• DESCRIPTION OF THE TASK:
Omit the pictures and output every entry below exactly as written.

• SUPPLIED INFORMATION:
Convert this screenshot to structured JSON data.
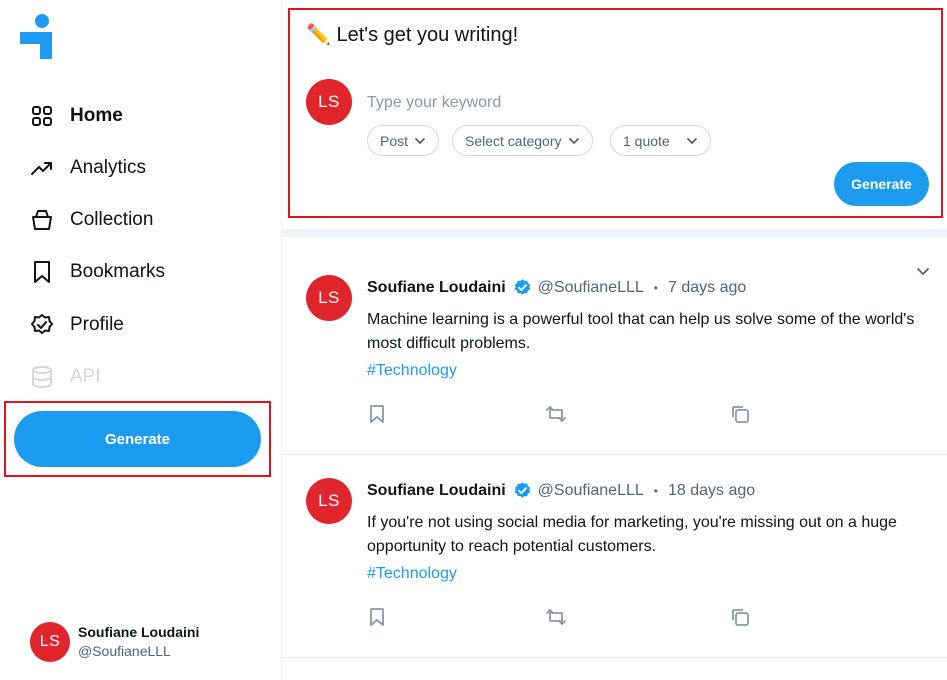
{
  "sidebar": {
    "logo_icon": "brand-logo-icon",
    "items": [
      {
        "label": "Home",
        "icon": "grid-icon"
      },
      {
        "label": "Analytics",
        "icon": "trend-icon"
      },
      {
        "label": "Collection",
        "icon": "basket-icon"
      },
      {
        "label": "Bookmarks",
        "icon": "bookmark-icon"
      },
      {
        "label": "Profile",
        "icon": "badge-icon"
      },
      {
        "label": "API",
        "icon": "database-icon"
      }
    ],
    "generate_label": "Generate",
    "user": {
      "initials": "LS",
      "name": "Soufiane Loudaini",
      "handle": "@SoufianeLLL"
    }
  },
  "composer": {
    "emoji": "✏️",
    "title": "Let's get you writing!",
    "avatar_initials": "LS",
    "keyword_placeholder": "Type your keyword",
    "type_select": "Post",
    "category_select": "Select category",
    "quote_select": "1 quote",
    "generate_label": "Generate"
  },
  "feed": [
    {
      "avatar_initials": "LS",
      "author": "Soufiane Loudaini",
      "handle": "@SoufianeLLL",
      "separator": "•",
      "time": "7 days ago",
      "text": "Machine learning is a powerful tool that can help us solve some of the world's most difficult problems.",
      "tag": "#Technology"
    },
    {
      "avatar_initials": "LS",
      "author": "Soufiane Loudaini",
      "handle": "@SoufianeLLL",
      "separator": "•",
      "time": "18 days ago",
      "text": "If you're not using social media for marketing, you're missing out on a huge opportunity to reach potential customers.",
      "tag": "#Technology"
    }
  ],
  "colors": {
    "accent": "#1d9bf0",
    "avatar": "#e0252d",
    "highlight_frame": "#e0141b"
  }
}
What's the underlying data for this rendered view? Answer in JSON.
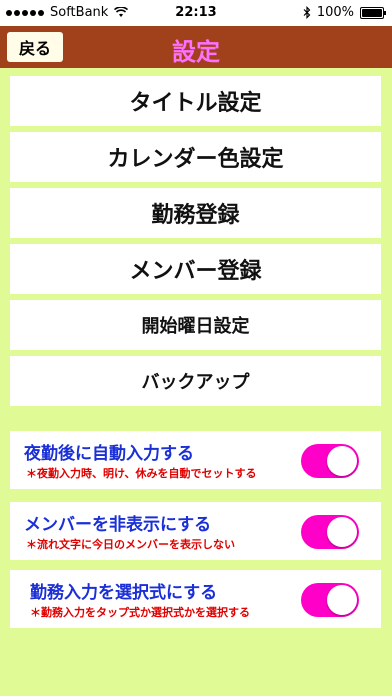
{
  "status_bar": {
    "carrier": "SoftBank",
    "time": "22:13",
    "battery": "100%",
    "battery_level": 1.0,
    "wifi_icon": "wifi-icon",
    "bluetooth_icon": "bluetooth-icon"
  },
  "nav": {
    "back_label": "戻る",
    "title": "設定"
  },
  "menu": {
    "items": [
      {
        "label": "タイトル設定"
      },
      {
        "label": "カレンダー色設定"
      },
      {
        "label": "勤務登録"
      },
      {
        "label": "メンバー登録"
      },
      {
        "label": "開始曜日設定"
      },
      {
        "label": "バックアップ"
      }
    ]
  },
  "toggles": [
    {
      "title": "夜勤後に自動入力する",
      "subtitle": "＊夜勤入力時、明け、休みを自動でセットする",
      "on": true
    },
    {
      "title": "メンバーを非表示にする",
      "subtitle": "＊流れ文字に今日のメンバーを表示しない",
      "on": true
    },
    {
      "title": "勤務入力を選択式にする",
      "subtitle": "＊勤務入力をタップ式か選択式かを選択する",
      "on": true
    }
  ],
  "colors": {
    "background": "#e0fa96",
    "navbar": "#a0411b",
    "title": "#ff6fff",
    "toggle_on": "#ff00c8",
    "toggle_title": "#1a2fd6",
    "toggle_sub": "#e00000"
  }
}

• WRITTEN SOLUTION:
Convert this screenshot to structured JSON data.
{
  "sidebar": {
    "logo_icon": "brand-logo-icon",
    "items": [
      {
        "label": "Home",
        "icon": "grid-icon"
      },
      {
        "label": "Analytics",
        "icon": "trend-icon"
      },
      {
        "label": "Collection",
        "icon": "basket-icon"
      },
      {
        "label": "Bookmarks",
        "icon": "bookmark-icon"
      },
      {
        "label": "Profile",
        "icon": "badge-icon"
      },
      {
        "label": "API",
        "icon": "database-icon"
      }
    ],
    "generate_label": "Generate",
    "user": {
      "initials": "LS",
      "name": "Soufiane Loudaini",
      "handle": "@SoufianeLLL"
    }
  },
  "composer": {
    "emoji": "✏️",
    "title": "Let's get you writing!",
    "avatar_initials": "LS",
    "keyword_placeholder": "Type your keyword",
    "type_select": "Post",
    "category_select": "Select category",
    "quote_select": "1 quote",
    "generate_label": "Generate"
  },
  "feed": [
    {
      "avatar_initials": "LS",
      "author": "Soufiane Loudaini",
      "handle": "@SoufianeLLL",
      "separator": "•",
      "time": "7 days ago",
      "text": "Machine learning is a powerful tool that can help us solve some of the world's most difficult problems.",
      "tag": "#Technology"
    },
    {
      "avatar_initials": "LS",
      "author": "Soufiane Loudaini",
      "handle": "@SoufianeLLL",
      "separator": "•",
      "time": "18 days ago",
      "text": "If you're not using social media for marketing, you're missing out on a huge opportunity to reach potential customers.",
      "tag": "#Technology"
    }
  ],
  "colors": {
    "accent": "#1d9bf0",
    "avatar": "#e0252d",
    "highlight_frame": "#e0141b"
  }
}
What's the underlying data for this rendered view? Answer in JSON.
{
  "status_bar": {
    "carrier": "SoftBank",
    "time": "22:13",
    "battery": "100%",
    "battery_level": 1.0,
    "wifi_icon": "wifi-icon",
    "bluetooth_icon": "bluetooth-icon"
  },
  "nav": {
    "back_label": "戻る",
    "title": "設定"
  },
  "menu": {
    "items": [
      {
        "label": "タイトル設定"
      },
      {
        "label": "カレンダー色設定"
      },
      {
        "label": "勤務登録"
      },
      {
        "label": "メンバー登録"
      },
      {
        "label": "開始曜日設定"
      },
      {
        "label": "バックアップ"
      }
    ]
  },
  "toggles": [
    {
      "title": "夜勤後に自動入力する",
      "subtitle": "＊夜勤入力時、明け、休みを自動でセットする",
      "on": true
    },
    {
      "title": "メンバーを非表示にする",
      "subtitle": "＊流れ文字に今日のメンバーを表示しない",
      "on": true
    },
    {
      "title": "勤務入力を選択式にする",
      "subtitle": "＊勤務入力をタップ式か選択式かを選択する",
      "on": true
    }
  ],
  "colors": {
    "background": "#e0fa96",
    "navbar": "#a0411b",
    "title": "#ff6fff",
    "toggle_on": "#ff00c8",
    "toggle_title": "#1a2fd6",
    "toggle_sub": "#e00000"
  }
}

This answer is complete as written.